Data supplied
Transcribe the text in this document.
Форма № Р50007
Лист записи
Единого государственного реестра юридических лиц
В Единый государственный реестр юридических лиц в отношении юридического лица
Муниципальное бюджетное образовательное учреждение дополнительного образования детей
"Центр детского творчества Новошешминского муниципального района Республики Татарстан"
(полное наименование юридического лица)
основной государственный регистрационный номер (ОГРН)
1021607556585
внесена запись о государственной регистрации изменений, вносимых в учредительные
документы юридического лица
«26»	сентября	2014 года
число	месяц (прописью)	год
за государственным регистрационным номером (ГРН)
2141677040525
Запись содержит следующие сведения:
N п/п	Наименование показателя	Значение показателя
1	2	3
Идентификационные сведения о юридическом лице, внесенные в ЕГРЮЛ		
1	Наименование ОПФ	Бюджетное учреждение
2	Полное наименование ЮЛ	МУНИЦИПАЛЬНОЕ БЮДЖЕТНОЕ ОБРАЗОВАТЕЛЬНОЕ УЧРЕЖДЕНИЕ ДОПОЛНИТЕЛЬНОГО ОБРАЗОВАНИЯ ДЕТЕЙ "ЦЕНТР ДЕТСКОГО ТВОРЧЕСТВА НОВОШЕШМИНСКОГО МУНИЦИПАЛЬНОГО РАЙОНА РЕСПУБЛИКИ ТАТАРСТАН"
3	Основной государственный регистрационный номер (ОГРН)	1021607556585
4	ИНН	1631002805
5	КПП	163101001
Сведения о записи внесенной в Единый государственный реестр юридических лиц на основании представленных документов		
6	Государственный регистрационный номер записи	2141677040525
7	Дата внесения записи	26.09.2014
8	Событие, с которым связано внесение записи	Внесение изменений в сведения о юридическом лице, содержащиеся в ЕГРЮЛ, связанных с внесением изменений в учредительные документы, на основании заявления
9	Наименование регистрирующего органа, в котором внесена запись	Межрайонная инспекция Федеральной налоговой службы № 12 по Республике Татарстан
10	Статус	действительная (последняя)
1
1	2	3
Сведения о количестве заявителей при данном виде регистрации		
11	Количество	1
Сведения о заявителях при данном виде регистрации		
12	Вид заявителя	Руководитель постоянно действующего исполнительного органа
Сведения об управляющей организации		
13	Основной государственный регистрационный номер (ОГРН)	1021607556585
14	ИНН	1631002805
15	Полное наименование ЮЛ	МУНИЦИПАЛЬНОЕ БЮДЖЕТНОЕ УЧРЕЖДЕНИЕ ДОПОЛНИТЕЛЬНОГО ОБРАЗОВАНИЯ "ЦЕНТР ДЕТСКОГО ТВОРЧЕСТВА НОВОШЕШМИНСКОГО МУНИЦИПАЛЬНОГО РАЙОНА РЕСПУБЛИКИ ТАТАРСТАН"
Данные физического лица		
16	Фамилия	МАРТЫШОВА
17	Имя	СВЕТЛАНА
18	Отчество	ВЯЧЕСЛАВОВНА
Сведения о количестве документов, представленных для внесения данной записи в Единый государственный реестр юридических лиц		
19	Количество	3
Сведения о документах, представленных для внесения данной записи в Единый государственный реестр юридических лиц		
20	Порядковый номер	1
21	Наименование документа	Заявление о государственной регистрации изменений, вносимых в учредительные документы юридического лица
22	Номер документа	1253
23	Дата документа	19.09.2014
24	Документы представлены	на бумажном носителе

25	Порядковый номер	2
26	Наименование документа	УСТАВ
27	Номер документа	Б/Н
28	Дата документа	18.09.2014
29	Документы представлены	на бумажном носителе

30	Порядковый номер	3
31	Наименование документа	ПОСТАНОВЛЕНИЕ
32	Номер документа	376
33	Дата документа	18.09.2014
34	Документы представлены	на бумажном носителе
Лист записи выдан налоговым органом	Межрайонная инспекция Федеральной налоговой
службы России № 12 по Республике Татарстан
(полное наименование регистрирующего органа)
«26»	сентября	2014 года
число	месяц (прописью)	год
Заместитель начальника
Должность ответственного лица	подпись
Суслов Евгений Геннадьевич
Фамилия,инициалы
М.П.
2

What to produce
Show every line in the entries where the string "документов" occurs.

Solution to the exercise
Сведения о записи внесенной в Единый государственный реестр юридических лиц на основании представленных документов		
Сведения о количестве документов, представленных для внесения данной записи в Единый государственный реестр юридических лиц		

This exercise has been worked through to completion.